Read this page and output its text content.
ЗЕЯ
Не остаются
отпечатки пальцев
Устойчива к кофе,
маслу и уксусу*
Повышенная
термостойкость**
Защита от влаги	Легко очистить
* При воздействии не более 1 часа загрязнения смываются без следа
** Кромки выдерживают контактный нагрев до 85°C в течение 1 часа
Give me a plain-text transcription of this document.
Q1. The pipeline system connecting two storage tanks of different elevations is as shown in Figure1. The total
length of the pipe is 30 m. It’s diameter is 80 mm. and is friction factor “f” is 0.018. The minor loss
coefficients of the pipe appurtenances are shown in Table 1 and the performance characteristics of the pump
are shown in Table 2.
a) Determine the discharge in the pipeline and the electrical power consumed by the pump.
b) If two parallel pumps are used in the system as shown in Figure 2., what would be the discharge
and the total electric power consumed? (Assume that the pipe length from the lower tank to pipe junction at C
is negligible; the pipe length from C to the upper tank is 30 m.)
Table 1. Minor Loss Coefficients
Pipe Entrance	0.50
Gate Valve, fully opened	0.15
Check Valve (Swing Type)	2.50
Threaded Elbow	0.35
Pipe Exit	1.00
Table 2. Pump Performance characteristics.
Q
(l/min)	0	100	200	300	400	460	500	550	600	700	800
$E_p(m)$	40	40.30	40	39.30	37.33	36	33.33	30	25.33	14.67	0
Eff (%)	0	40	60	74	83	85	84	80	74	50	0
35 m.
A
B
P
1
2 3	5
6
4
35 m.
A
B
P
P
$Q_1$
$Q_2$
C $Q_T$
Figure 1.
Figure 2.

- WHAT IS REQUIRED
Print the complete listing again, exactly as it stands.

- TASK RESULT
Read this page and output its text content.
ЗЕЯ
Не остаются
отпечатки пальцев
Устойчива к кофе,
маслу и уксусу*
Повышенная
термостойкость**
Защита от влаги	Легко очистить
* При воздействии не более 1 часа загрязнения смываются без следа
** Кромки выдерживают контактный нагрев до 85°C в течение 1 часа
Give me a plain-text transcription of this document.
Q1. The pipeline system connecting two storage tanks of different elevations is as shown in Figure1. The total
length of the pipe is 30 m. It’s diameter is 80 mm. and is friction factor “f” is 0.018. The minor loss
coefficients of the pipe appurtenances are shown in Table 1 and the performance characteristics of the pump
are shown in Table 2.
a) Determine the discharge in the pipeline and the electrical power consumed by the pump.
b) If two parallel pumps are used in the system as shown in Figure 2., what would be the discharge
and the total electric power consumed? (Assume that the pipe length from the lower tank to pipe junction at C
is negligible; the pipe length from C to the upper tank is 30 m.)
Table 1. Minor Loss Coefficients
Pipe Entrance	0.50
Gate Valve, fully opened	0.15
Check Valve (Swing Type)	2.50
Threaded Elbow	0.35
Pipe Exit	1.00
Table 2. Pump Performance characteristics.
Q
(l/min)	0	100	200	300	400	460	500	550	600	700	800
$E_p(m)$	40	40.30	40	39.30	37.33	36	33.33	30	25.33	14.67	0
Eff (%)	0	40	60	74	83	85	84	80	74	50	0
35 m.
A
B
P
1
2 3	5
6
4
35 m.
A
B
P
P
$Q_1$
$Q_2$
C $Q_T$
Figure 1.
Figure 2.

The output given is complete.